++++ Dataset rows

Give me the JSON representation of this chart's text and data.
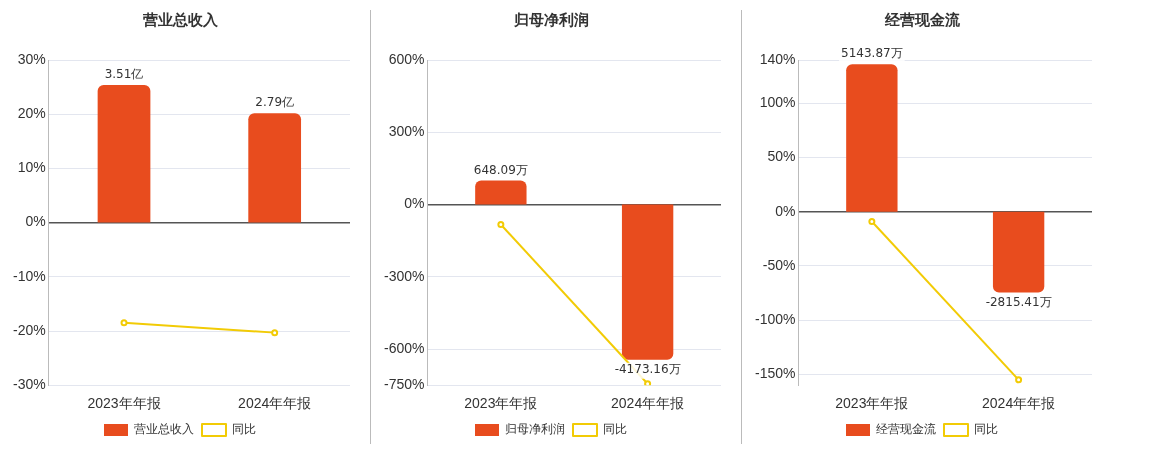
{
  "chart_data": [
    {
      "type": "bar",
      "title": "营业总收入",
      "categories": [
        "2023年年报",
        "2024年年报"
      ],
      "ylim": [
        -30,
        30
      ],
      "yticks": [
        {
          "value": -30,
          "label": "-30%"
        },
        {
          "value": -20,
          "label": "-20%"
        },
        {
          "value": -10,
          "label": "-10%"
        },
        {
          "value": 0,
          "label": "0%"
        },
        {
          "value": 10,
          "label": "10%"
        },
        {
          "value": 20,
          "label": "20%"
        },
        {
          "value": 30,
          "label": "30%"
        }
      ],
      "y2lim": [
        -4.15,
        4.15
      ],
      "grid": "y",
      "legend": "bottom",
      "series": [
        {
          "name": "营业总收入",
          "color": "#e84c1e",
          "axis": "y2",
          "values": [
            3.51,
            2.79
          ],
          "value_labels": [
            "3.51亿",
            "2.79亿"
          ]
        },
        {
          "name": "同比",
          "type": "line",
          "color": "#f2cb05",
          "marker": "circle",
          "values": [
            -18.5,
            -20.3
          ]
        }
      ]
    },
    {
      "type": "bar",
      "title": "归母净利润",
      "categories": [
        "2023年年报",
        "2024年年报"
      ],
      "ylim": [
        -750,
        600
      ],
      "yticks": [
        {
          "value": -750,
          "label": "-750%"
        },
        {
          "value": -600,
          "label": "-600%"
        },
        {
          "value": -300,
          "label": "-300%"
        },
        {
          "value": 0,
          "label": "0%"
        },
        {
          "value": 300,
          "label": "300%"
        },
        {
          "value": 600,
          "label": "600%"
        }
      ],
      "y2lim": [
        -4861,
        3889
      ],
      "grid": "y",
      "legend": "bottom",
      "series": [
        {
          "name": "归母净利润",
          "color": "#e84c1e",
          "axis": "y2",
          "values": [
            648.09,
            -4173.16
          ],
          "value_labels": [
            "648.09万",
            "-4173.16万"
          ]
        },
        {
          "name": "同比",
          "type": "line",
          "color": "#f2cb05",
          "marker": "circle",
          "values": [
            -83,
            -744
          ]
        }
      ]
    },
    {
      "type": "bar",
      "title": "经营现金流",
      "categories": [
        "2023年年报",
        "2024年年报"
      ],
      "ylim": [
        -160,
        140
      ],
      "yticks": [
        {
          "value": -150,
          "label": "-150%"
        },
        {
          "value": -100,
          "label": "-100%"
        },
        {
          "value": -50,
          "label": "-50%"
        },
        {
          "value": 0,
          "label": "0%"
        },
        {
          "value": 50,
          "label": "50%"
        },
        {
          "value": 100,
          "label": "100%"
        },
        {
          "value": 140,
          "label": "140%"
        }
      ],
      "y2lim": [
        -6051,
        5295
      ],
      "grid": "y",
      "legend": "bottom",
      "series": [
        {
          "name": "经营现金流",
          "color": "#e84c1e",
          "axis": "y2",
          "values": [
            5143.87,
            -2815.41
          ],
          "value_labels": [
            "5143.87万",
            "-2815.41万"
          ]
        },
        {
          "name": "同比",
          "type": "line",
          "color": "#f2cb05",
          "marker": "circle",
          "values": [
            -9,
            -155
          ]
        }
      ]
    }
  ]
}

++++++++
++++ Dataset rows

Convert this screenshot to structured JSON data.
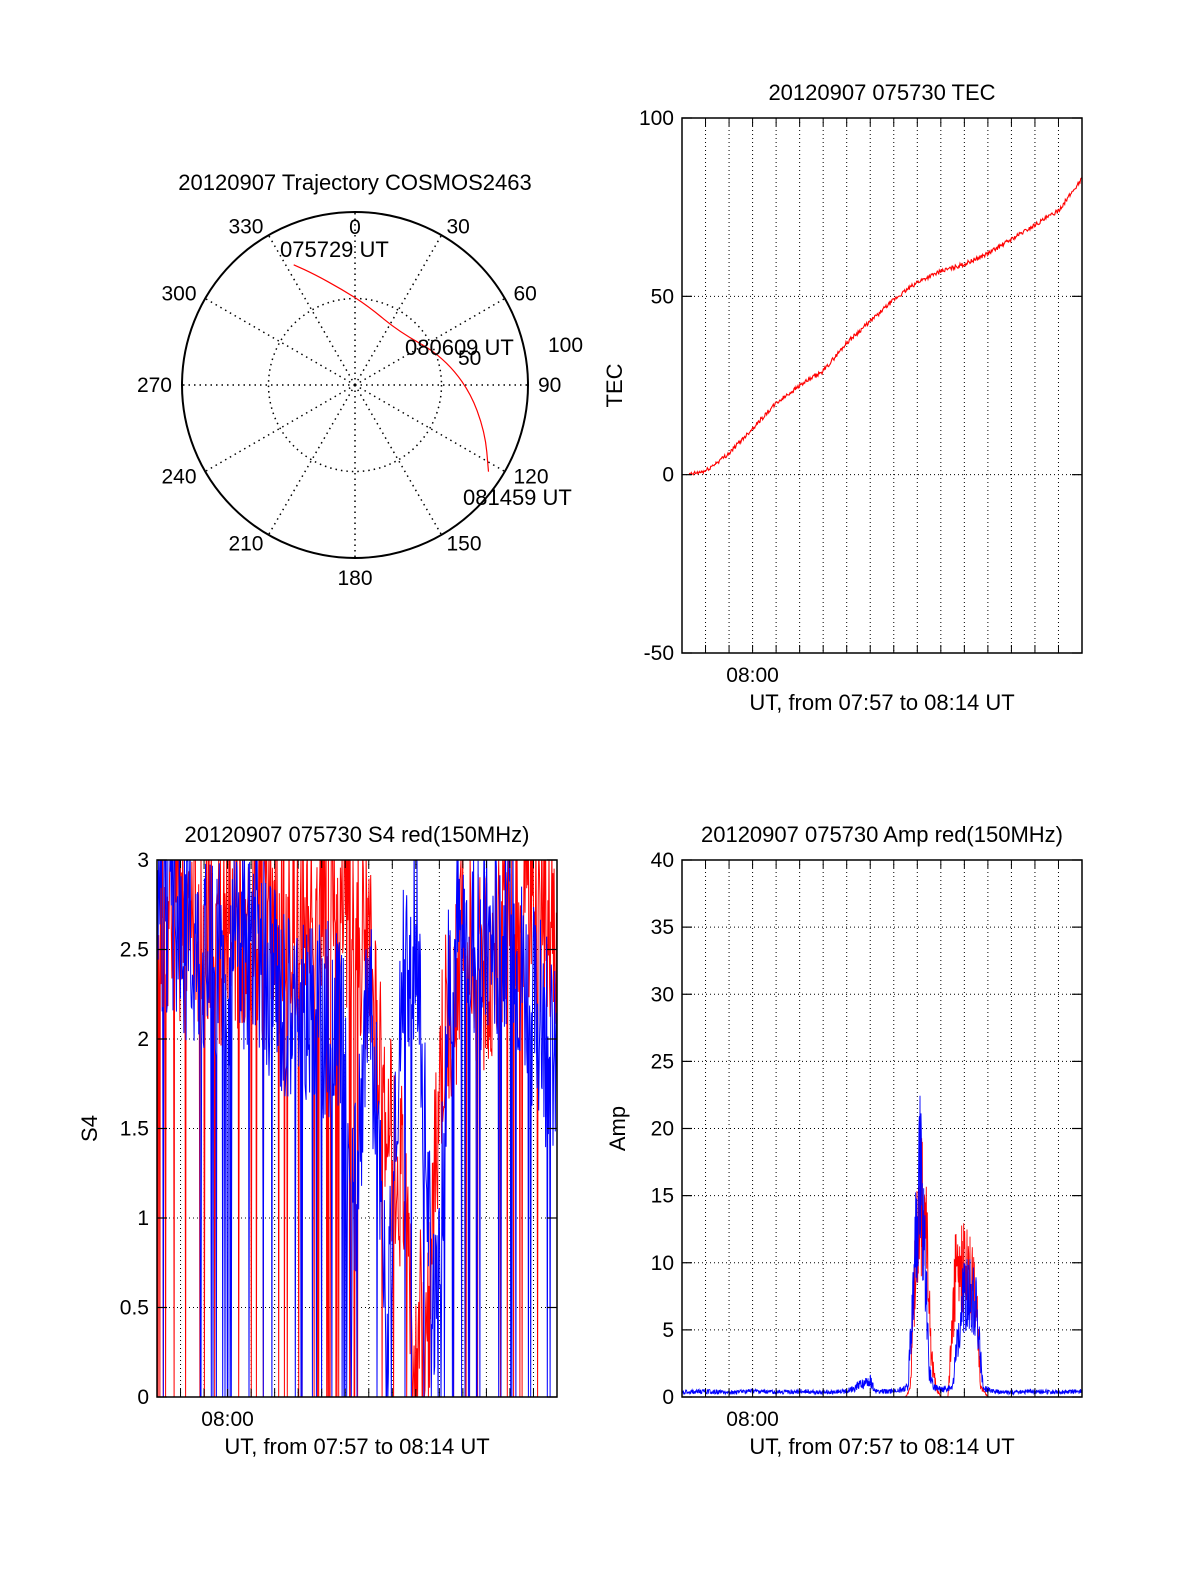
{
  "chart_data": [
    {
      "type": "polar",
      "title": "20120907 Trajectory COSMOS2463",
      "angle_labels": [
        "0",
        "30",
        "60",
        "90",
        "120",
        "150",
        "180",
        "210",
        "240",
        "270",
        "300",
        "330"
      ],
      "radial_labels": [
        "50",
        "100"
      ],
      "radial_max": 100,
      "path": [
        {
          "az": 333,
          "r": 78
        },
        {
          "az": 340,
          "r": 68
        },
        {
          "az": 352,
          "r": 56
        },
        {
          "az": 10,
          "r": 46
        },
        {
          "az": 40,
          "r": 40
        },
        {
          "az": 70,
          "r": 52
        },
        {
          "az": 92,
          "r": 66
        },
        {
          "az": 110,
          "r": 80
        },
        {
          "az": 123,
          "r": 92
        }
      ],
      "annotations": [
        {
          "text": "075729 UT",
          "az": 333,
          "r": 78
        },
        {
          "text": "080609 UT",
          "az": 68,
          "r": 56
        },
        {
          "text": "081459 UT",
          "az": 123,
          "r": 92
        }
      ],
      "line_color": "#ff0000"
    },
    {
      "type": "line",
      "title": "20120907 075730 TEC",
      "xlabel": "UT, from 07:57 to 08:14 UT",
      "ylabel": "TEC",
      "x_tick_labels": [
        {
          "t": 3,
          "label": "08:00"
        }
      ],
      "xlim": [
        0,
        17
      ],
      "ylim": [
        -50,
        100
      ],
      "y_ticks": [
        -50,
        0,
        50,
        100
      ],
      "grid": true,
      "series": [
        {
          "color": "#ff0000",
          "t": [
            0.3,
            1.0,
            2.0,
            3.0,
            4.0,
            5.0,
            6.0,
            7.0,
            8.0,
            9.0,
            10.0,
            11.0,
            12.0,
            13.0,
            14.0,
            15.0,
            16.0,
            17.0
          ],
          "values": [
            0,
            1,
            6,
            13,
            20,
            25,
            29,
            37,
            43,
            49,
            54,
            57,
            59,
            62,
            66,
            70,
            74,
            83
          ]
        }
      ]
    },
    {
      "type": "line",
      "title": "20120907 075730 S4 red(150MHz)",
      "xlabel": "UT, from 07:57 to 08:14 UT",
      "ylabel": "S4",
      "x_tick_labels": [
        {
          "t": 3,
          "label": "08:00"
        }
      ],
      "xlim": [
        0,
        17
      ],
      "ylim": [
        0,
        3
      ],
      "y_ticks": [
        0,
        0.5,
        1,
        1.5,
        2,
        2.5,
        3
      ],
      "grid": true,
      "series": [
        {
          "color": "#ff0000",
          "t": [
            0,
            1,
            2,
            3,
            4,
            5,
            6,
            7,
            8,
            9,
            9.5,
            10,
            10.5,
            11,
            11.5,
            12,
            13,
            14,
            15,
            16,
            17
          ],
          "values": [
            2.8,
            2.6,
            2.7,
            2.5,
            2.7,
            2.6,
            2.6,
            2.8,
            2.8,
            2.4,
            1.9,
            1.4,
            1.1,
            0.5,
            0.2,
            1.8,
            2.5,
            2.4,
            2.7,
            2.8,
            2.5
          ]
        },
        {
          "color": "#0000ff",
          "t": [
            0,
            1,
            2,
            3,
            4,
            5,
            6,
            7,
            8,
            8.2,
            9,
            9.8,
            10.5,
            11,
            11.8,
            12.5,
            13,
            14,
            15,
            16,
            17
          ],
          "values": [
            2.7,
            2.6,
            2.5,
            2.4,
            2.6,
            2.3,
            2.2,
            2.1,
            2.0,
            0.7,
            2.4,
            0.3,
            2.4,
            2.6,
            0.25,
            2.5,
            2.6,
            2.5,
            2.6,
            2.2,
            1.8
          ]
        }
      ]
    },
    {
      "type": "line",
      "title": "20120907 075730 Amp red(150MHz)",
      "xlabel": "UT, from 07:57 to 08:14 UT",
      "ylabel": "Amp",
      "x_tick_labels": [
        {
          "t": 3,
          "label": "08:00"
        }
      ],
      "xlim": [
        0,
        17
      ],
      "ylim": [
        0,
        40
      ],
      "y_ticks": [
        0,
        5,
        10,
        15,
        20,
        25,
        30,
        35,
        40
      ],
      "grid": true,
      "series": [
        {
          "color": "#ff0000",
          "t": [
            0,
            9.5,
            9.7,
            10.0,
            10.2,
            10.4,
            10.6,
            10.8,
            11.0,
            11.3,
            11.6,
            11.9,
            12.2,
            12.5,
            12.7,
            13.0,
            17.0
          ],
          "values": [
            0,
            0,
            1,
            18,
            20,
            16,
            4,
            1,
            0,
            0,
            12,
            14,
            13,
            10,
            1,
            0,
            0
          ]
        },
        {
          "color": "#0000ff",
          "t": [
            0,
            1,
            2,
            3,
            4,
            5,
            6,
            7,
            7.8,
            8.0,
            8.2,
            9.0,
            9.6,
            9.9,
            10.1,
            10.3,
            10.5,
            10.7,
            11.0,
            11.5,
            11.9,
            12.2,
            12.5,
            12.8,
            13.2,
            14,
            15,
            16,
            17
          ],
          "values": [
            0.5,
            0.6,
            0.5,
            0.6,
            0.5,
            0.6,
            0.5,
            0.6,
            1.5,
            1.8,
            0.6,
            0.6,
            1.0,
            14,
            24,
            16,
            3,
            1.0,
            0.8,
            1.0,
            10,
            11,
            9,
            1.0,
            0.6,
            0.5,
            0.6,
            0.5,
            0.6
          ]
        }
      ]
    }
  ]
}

++++++++
++++ Dataset rows

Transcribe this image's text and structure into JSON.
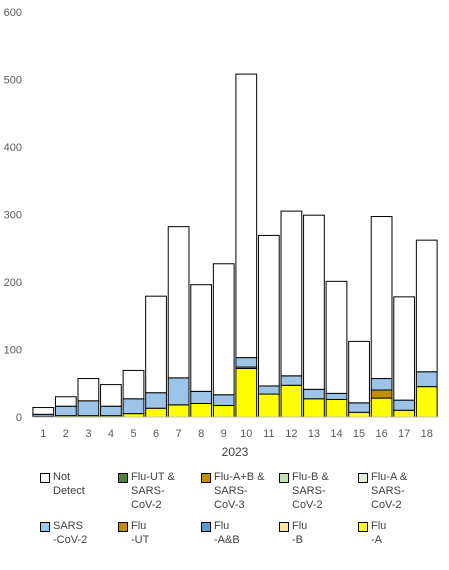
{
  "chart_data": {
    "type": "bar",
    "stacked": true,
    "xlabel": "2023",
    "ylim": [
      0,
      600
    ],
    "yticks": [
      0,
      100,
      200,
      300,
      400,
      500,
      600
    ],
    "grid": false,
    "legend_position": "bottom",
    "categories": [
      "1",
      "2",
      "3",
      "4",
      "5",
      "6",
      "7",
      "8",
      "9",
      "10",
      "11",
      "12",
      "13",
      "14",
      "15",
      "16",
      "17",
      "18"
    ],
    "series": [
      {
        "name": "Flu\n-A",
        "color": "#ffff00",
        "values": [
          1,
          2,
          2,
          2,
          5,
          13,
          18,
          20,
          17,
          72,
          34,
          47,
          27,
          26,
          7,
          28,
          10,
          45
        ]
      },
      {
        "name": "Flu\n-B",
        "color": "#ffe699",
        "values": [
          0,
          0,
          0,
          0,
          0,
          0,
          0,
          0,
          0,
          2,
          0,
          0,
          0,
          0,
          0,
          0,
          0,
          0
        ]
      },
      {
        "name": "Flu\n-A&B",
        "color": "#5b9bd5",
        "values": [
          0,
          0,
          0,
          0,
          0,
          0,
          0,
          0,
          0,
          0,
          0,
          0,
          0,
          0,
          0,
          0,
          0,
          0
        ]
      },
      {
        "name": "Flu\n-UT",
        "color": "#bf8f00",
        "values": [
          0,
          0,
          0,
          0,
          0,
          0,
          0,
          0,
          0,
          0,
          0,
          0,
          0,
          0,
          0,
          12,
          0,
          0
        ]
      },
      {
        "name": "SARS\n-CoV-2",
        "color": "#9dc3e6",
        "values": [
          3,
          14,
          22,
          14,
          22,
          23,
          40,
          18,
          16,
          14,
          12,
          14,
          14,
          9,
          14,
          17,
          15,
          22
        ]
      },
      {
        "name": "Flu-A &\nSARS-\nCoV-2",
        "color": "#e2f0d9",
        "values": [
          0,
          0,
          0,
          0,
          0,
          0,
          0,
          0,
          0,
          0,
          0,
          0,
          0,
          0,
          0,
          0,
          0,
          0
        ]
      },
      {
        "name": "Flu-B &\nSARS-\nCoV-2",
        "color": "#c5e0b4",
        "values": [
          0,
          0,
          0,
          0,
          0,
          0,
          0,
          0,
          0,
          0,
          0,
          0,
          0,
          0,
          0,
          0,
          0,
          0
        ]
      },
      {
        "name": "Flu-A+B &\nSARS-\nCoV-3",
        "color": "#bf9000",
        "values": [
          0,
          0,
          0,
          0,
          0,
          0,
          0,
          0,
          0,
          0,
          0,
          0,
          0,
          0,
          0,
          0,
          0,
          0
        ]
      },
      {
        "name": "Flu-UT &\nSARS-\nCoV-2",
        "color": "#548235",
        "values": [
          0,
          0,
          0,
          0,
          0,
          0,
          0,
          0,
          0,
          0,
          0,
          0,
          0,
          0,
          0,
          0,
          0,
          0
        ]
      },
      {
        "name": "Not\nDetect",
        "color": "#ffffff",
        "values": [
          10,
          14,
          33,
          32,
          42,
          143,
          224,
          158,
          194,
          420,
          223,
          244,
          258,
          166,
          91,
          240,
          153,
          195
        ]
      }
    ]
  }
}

++++++++

Stated goal:
Show all lines in the entries above where the word "title" appears.

Response to the task:
      "title": "营业总收入",
      "title": "归母净利润",
      "title": "经营现金流",
      "title": "20120907 Trajectory COSMOS2463",
      "title": "20120907 075730 TEC",
      "title": "20120907 075730 S4 red(150MHz)",
      "title": "20120907 075730 Amp red(150MHz)",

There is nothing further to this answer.